GIVEN ENTRIES:
— start —

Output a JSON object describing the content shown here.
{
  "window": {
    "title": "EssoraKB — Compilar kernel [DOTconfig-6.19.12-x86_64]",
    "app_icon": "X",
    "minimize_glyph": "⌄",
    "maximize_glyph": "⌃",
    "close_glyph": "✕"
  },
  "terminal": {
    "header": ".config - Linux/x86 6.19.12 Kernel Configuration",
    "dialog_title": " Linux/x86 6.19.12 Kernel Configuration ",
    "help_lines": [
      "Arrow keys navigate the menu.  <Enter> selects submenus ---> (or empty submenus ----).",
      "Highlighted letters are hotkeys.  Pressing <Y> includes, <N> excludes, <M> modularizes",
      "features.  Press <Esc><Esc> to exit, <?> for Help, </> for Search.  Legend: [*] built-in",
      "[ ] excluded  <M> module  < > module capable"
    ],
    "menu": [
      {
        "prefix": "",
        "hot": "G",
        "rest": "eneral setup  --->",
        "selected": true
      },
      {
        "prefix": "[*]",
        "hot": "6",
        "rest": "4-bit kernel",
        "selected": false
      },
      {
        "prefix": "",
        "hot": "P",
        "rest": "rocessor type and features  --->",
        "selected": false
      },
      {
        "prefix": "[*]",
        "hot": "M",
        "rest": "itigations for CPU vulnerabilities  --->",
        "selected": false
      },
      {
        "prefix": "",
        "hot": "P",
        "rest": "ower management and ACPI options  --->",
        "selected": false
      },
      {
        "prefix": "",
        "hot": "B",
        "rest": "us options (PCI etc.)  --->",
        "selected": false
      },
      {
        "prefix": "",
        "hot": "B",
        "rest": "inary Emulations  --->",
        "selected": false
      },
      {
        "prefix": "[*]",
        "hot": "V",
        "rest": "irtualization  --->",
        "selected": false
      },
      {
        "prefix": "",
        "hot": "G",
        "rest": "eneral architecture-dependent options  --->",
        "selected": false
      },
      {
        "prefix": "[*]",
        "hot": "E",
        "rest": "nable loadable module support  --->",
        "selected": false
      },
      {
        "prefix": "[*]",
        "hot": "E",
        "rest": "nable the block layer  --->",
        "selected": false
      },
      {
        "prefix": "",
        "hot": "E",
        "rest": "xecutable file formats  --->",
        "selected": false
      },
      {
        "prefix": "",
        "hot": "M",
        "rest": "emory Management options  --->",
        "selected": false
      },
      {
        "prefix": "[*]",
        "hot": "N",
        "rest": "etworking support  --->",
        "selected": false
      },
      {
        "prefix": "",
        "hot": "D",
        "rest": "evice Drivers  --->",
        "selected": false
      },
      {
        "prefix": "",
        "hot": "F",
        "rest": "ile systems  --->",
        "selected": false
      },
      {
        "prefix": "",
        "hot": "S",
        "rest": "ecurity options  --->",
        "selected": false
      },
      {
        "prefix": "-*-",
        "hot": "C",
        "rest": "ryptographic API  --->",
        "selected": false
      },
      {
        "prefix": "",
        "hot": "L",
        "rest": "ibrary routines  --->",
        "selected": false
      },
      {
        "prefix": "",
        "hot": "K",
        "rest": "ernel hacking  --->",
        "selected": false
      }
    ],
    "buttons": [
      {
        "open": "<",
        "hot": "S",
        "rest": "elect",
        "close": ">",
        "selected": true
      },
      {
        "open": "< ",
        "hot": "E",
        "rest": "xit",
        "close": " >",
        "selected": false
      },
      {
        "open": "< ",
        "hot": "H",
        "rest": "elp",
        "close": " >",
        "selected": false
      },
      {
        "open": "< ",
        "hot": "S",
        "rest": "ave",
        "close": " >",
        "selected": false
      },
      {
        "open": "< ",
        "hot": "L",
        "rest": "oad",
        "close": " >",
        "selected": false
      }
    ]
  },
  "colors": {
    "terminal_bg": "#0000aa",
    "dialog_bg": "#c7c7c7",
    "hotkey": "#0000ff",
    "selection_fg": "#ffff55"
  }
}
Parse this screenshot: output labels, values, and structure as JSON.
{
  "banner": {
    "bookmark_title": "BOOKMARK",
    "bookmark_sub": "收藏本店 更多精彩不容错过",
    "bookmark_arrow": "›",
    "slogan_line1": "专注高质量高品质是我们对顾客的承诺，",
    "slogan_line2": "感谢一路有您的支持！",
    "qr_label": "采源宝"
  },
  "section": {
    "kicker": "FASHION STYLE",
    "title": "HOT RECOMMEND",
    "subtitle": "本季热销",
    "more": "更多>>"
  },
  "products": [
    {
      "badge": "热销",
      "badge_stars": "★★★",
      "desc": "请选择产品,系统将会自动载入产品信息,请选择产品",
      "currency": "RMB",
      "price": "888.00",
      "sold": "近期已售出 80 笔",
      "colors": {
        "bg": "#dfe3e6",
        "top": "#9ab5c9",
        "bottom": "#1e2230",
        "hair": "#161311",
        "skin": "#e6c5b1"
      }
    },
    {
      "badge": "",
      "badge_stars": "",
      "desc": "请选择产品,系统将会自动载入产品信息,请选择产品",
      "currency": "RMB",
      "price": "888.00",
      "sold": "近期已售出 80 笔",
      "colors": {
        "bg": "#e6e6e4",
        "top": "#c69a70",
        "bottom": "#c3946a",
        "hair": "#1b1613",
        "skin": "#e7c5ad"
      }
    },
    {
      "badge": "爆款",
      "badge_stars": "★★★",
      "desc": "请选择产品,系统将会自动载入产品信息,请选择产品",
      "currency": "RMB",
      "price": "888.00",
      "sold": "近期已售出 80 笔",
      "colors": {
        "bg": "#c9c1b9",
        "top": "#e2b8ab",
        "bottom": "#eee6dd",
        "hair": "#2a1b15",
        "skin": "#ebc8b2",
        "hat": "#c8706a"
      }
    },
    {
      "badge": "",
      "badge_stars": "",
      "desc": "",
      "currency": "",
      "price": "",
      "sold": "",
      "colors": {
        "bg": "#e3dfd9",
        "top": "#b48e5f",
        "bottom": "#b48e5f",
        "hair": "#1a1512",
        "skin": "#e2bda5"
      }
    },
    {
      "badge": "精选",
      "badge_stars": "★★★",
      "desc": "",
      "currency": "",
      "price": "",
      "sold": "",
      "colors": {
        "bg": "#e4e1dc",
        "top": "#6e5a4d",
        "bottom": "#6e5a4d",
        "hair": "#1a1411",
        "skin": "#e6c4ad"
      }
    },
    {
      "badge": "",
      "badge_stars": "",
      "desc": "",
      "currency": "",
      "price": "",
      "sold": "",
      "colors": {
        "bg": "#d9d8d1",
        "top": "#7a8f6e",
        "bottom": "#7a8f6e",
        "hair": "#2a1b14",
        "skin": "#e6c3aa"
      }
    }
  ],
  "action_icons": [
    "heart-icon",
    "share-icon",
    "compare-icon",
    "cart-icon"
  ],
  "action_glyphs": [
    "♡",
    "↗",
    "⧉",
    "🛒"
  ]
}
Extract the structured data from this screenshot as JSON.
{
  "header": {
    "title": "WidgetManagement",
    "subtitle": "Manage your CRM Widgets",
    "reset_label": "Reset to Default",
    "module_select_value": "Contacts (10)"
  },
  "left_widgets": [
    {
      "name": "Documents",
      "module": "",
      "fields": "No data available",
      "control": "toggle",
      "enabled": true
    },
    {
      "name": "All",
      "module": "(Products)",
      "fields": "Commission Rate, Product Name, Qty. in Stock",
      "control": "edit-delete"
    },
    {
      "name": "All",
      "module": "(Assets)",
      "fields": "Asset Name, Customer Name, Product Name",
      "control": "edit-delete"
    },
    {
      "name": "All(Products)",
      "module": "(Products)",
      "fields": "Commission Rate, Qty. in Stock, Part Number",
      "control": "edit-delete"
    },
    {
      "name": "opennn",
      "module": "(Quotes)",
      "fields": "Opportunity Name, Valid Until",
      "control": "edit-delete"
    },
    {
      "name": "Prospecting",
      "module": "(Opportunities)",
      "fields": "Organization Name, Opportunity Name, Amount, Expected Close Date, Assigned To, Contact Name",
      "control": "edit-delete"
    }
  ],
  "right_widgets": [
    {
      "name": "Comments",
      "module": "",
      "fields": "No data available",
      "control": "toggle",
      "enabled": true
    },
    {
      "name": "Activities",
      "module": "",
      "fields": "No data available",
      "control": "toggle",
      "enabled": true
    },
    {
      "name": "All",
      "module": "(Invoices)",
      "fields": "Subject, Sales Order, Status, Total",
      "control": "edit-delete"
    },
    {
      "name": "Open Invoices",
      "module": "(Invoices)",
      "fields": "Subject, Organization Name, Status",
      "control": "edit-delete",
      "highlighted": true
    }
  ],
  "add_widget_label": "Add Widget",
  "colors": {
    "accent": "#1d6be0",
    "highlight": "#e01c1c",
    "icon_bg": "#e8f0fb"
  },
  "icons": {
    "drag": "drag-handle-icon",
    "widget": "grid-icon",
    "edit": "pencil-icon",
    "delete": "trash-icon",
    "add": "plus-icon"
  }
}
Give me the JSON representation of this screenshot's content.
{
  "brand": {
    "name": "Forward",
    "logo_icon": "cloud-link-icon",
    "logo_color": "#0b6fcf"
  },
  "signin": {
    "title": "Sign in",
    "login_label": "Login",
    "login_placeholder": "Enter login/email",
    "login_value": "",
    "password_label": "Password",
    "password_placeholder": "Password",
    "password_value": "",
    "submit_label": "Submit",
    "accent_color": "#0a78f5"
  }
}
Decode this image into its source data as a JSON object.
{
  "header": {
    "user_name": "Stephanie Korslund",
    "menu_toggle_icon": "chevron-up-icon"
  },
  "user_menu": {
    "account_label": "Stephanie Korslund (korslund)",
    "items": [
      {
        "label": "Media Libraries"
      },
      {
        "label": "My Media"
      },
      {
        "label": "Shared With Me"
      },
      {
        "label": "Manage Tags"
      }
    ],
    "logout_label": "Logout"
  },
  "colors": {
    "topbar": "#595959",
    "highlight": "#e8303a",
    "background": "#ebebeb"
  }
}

— end —

DIRECTIONS FOR THIS TASK: Return every line from the one holding "Decode this image" through the end of the data, exactly as it appears, with both ends kept and nothing else.

WRITTEN REPLY:
Decode this image into its source data as a JSON object.
{
  "header": {
    "user_name": "Stephanie Korslund",
    "menu_toggle_icon": "chevron-up-icon"
  },
  "user_menu": {
    "account_label": "Stephanie Korslund (korslund)",
    "items": [
      {
        "label": "Media Libraries"
      },
      {
        "label": "My Media"
      },
      {
        "label": "Shared With Me"
      },
      {
        "label": "Manage Tags"
      }
    ],
    "logout_label": "Logout"
  },
  "colors": {
    "topbar": "#595959",
    "highlight": "#e8303a",
    "background": "#ebebeb"
  }
}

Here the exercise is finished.